▸ **Work required**: Of the lines in the data below, count the ones holding the string "Historia", and answer with that number only.

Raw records
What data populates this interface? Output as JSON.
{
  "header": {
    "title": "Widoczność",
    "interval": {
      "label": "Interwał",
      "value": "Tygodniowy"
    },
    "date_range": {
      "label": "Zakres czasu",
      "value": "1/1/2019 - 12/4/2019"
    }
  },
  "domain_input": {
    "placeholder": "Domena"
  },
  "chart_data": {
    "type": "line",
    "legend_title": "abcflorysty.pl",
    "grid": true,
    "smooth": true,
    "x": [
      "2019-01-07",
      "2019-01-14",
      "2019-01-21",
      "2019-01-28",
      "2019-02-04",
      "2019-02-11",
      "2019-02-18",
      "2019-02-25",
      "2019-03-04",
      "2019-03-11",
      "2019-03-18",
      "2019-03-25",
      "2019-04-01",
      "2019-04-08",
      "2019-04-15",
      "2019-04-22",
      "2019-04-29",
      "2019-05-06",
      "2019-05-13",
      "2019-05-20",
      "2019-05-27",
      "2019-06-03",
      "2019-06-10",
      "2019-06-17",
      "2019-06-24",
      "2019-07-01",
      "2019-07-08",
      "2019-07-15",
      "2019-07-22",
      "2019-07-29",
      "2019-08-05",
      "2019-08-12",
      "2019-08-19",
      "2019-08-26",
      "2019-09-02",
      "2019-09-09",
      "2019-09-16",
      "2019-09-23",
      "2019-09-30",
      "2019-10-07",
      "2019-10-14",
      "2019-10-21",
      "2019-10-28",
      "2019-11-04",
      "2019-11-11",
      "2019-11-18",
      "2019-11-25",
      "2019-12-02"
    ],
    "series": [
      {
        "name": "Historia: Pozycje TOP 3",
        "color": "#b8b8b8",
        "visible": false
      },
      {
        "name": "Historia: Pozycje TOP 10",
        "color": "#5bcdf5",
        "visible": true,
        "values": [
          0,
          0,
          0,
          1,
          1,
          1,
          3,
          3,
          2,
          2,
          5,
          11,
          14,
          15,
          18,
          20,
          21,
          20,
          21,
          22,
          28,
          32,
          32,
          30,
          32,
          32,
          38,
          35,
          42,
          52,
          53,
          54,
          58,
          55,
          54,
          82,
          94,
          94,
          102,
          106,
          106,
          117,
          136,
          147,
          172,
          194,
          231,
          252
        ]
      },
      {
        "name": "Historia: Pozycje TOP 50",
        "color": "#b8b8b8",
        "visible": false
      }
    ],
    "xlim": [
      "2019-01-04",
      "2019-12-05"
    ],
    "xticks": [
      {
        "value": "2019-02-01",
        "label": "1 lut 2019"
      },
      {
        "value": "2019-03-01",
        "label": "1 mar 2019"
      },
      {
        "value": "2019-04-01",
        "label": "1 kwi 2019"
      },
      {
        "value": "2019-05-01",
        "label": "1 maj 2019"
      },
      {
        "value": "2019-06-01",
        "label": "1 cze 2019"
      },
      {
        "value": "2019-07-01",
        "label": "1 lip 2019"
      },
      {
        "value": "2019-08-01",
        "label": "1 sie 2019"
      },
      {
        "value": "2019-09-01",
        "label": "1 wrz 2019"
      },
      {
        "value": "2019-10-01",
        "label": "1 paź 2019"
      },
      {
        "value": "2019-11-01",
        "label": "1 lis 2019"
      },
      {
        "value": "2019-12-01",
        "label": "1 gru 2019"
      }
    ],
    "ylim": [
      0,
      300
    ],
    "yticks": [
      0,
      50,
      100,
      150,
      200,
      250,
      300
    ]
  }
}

▸ **Completed task**: 3